- Text to read
*****

FW: [JFRR] Merlin: Knowledge and Power through the Ages (Knight, Stephen)

From:

"Magliocco, Sabina" <[log in to unmask]>

Reply-To:

Society for The Academic Study of Magic <[log in to unmask]>

Date:

Wed, 15 Sep 2010 16:48:39 -0700

Content-Type:

text/plain

Parts/Attachments:

Parts/Attachments

text/plain (161 lines)

Might be of interest to some.

-----Original Message-----
From: [log in to unmask] [mailto:[log in to unmask]] On Behalf Of [log in to unmask]
Sent: Wednesday, September 15, 2010 12:16 PM
To: [log in to unmask]
Subject: [JFRR] Merlin: Knowledge and Power through the Ages (Knight, Stephen)

Merlin: Knowledge and Power through the Ages. By Stephen Knight.
2009. Ithaca, NY: Cornell University Press. 296 pages. ISBN:
978-0-8014-4365-7 (hard cover). 

Reviewed by Jeff Tolbert, Indiana University ([log in to unmask]).

[Word count: 1096 words]

The familiar image of Merlin, the wise, gray-bearded wizard of King
Arthur, is in fact a recent manifestation of the famous wizard --
indeed, his wizardly status is also relatively new -- and bears
little resemblance to his earlier incarnations. In a study that spans
centuries and encompasses a wide array of media, Stephen Knight
traces the development of the Merlin figure from the earliest
literary sources through the modern era, from echoes of a preliterate
Celtic tradition to Hollywood blockbusters.

Beginning with a nod to Foucault, Knight lays out his fundamental
proposition, that Merlin represents knowledge and its constant
ambivalent relationship to power. Regardless of the era in which he
appears or the form he takes, Merlin "[will use] knowledge on behalf
of those in power, and so in some way, and ultimately in an
unacceptable way, expose the limits of the power of the powerful"
(xii). Knight argues that the knowledge/power conflict is "inherent
to organized societies," and though Merlin's story changes in its
details over time and space, "the myth's essential dynamic of
knowledge versus power will not alter -- it will just be reconfigured
to be newly relevant in many varying contexts" (4).

Knight's survey takes him from the medieval manuscripts of the Black
Book of Carmarthen and Geoffrey of Monmouth's Historia Regum
Britanniae through the French and British romances of Chrétien de
Troyes and Mallory, and then through the Renaissance and all the way
to twentieth-century novels and film. With each source he considers
the role of the Merlin figure vis-ŕ-vis political authority,
analyzing Merlin's actions in detail and highlighting the varying
agendas of authors who use Merlin for specific political ends.

The book's four chapters explore what Knight sees as the primary
themes embodied by Merlin across the centuries: wisdom, advice,
cleverness, and education. Each theme corresponds broadly to a
different historical period and geographic distribution of the Merlin
literature, from ancient Britain through medieval Europe to early
modern England and finally the contemporary global scene. Knight's
facility in moving between eras and languages is impressive, and his
focus on Merlin's role as a font of knowledge never wavers: in every
context, Knight highlights the kinds of information at Merlin's
disposal and elucidates the significance of this information to the
rulers with whom Merlin interacts.

Knight's commentary emphasizes the historical contexts in which each
text was composed. In Geoffrey of Monmouth, Merlin is a prophet who
predicts an ultimate British victory against the invading Saxons.

*****

- Records provided

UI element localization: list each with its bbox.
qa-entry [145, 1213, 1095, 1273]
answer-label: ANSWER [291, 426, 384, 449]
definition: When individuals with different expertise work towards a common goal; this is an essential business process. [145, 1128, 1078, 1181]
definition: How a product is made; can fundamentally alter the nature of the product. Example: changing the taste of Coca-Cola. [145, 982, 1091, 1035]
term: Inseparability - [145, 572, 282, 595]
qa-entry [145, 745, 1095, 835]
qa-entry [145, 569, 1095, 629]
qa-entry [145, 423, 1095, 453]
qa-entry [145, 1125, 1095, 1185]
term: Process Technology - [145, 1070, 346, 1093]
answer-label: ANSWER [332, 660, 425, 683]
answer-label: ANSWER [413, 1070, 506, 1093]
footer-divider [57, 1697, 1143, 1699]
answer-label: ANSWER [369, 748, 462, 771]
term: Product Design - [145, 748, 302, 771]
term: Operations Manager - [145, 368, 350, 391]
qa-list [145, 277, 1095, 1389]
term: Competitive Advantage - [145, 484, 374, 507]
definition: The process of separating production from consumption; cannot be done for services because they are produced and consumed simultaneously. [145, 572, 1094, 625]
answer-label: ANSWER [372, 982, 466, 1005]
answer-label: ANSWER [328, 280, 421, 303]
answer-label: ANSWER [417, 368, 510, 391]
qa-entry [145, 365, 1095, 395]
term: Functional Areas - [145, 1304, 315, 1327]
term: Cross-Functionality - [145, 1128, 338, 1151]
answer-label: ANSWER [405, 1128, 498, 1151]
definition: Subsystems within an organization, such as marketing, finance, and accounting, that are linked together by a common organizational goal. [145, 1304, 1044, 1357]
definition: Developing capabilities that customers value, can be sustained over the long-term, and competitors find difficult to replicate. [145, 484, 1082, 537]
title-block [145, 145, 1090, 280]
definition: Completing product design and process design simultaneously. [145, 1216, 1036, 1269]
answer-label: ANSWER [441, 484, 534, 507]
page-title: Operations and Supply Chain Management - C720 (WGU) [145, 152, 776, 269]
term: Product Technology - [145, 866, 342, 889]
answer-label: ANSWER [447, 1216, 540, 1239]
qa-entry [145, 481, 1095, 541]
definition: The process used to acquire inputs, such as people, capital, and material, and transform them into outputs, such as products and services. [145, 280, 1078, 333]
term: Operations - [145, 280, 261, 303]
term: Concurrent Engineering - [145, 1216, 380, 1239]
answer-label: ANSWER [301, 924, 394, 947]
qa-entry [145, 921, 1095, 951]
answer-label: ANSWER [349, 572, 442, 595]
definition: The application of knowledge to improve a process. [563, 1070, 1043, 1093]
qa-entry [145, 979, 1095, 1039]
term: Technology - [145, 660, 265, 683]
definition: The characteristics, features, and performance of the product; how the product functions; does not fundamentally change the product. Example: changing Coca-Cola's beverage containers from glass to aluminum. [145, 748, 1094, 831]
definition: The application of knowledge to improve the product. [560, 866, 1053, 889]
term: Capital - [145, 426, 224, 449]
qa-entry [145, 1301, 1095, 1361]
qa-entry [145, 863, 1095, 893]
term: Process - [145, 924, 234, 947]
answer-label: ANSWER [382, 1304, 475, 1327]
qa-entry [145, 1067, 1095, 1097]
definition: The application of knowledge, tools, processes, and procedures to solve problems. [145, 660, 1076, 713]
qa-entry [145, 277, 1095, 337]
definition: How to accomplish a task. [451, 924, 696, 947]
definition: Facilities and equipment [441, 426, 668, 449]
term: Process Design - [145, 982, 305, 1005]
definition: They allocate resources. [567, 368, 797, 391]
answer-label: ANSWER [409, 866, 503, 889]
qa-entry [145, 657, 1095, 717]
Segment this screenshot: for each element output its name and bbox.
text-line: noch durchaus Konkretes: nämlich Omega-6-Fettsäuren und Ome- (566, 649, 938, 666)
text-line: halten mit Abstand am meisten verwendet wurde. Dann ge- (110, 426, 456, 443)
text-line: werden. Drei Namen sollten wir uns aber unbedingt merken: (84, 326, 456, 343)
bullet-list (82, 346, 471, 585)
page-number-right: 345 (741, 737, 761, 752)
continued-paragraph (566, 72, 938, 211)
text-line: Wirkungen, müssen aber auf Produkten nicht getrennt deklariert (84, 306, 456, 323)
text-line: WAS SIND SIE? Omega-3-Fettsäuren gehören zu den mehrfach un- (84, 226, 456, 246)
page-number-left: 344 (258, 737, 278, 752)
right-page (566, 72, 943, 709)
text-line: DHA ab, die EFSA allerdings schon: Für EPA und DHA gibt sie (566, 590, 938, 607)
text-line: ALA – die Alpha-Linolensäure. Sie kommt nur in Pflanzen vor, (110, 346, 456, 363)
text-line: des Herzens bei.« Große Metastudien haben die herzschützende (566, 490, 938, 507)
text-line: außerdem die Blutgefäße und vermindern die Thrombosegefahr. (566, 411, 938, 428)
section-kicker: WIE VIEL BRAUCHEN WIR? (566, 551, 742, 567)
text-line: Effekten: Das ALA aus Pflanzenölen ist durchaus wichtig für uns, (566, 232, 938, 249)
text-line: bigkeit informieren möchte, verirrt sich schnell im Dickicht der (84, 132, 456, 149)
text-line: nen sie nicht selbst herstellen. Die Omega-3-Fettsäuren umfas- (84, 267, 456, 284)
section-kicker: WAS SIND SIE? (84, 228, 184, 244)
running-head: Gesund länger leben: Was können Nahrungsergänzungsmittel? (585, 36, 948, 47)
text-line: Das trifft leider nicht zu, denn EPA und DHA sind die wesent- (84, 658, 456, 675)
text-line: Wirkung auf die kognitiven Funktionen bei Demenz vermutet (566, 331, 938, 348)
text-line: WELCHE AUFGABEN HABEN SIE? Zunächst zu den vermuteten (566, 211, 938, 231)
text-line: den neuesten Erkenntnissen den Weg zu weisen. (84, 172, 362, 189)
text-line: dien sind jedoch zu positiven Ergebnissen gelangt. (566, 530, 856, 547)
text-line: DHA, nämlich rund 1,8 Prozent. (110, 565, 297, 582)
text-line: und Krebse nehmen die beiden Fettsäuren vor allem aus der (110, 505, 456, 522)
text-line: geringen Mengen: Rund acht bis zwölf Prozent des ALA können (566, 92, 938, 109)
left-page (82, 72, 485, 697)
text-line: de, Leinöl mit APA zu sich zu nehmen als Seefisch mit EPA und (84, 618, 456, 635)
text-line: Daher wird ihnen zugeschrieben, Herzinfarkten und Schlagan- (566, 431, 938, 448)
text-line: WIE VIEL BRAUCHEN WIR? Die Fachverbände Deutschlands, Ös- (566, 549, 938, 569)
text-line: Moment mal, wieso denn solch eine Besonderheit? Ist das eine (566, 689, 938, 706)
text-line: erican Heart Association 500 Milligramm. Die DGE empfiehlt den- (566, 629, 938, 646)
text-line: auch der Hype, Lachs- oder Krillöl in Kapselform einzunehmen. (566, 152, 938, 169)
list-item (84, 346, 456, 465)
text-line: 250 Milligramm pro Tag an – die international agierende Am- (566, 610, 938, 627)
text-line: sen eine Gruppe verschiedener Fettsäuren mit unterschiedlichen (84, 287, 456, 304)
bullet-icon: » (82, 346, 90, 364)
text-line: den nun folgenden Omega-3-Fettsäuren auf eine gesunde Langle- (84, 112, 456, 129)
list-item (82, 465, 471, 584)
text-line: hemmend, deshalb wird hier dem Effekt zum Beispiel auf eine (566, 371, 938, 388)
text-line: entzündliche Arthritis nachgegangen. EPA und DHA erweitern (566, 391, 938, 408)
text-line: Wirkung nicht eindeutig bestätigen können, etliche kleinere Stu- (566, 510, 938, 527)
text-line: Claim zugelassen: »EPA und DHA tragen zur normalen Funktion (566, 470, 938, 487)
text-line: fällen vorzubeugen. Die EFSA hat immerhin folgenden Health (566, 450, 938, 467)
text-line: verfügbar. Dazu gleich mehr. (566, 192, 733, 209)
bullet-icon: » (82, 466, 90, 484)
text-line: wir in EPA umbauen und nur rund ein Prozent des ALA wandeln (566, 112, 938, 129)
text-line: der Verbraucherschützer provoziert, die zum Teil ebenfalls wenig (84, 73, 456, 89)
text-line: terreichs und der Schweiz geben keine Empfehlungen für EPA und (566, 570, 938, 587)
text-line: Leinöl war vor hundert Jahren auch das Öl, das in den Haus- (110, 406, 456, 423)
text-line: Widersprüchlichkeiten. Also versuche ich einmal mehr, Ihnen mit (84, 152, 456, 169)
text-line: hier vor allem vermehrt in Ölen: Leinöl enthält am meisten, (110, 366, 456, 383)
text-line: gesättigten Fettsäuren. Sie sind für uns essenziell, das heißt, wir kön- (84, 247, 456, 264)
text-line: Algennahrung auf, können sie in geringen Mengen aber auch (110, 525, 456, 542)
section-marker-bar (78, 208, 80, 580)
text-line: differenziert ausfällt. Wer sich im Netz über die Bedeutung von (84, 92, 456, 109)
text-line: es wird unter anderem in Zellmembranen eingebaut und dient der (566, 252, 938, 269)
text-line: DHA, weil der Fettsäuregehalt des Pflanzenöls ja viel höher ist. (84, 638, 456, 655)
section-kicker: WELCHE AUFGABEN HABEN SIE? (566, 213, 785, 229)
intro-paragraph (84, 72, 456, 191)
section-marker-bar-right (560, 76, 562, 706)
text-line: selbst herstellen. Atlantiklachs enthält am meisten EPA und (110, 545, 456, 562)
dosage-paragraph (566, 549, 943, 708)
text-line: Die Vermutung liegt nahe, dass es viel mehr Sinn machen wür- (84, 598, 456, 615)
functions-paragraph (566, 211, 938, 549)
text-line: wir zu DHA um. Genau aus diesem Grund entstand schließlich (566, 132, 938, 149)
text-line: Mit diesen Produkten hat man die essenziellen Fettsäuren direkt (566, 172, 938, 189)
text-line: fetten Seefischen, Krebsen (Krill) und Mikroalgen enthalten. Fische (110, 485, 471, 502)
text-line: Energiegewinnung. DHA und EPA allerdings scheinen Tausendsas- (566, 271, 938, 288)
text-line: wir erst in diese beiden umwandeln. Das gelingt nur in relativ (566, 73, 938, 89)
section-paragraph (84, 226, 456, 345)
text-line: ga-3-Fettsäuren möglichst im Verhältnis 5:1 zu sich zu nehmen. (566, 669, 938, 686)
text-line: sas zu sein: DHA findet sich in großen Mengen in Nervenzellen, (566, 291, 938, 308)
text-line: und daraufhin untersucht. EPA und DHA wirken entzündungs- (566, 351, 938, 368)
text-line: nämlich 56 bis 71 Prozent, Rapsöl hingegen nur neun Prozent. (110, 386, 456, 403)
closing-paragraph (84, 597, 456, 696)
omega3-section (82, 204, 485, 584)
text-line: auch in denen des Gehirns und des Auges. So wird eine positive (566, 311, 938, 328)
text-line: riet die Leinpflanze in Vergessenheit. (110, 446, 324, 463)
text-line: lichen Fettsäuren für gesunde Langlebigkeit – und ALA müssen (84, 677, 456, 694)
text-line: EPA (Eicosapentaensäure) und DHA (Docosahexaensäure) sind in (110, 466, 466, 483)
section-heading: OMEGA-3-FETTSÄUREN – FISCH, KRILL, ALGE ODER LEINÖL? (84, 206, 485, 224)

*****

- Requirements
1. In the review of the Merlin book:
(a) Who wrote the review, and at which university?
(b) What four themes do the book's chapters explore?
(c) In Geoffrey of Monmouth, what does Merlin predict?
2. Could you extend the review of the Merlin book, starting after its last sentence?
The lines aren't needed for any of this.

- Responses by task
1.
(a) Jeff Tolbert, Indiana University
(b) Wisdom, advice, cleverness, and education
(c) An ultimate British victory against the invading Saxons

2.
According to Knight, Geoffrey, who is writing of the Celtic past in a
period of Norman domination, is both crafting a national epic for his
Norman patrons and "in a subtle way suggesting to the Norman lords
both the possibilities and limitations of their own authority" (31).

Later, Robert de Boron, employed by a Crusading nobleman, situates
Merlin squarely in a supernatural Christian context, connecting him
to the story of the Holy Grail (46-47). In Layamon's Brut Merlin is
again a prophet, and the political implications of his prophecies
again bubble to the surface. According to Knight, the poem reclaims
the Arthur/Merlin tradition for English culture and is characterized
by a "British Celtic nostalgic fantasy" which had "increasing
currency in the Middle Ages, as English kings struggled increasingly
with the influence of Rome" (84).

In the twentieth century, for T.H. White, the knowledge that Merlin
represented became "individual, in the sense that it is moral and
personal, so in modern terms credible, but also crucially weak in
practice because it has no general, supra-individual analytic power,
no sociopolitical plans or sanctions to resolve the problems it
identifies" (197).

Occasionally there is some confusion in Knight's terminology:
"power" and "knowledge," the central concepts of his study, are
not clearly defined and sometimes seem to overlap. Discussing
Merlin's abrupt departure from the narrative of Geoffrey's
Historia, Knight asks,

". . .how could power, which acknowledges its need of wisdom --
including by sponsoring texts like this -- accept the continued and
powerful presence of knowledge? Geoffrey. . . also encapsulates
dialectically the two key elements of the Merlin tradition, the power
of his knowledge and the difficulty of his engagement with power"
(30-31).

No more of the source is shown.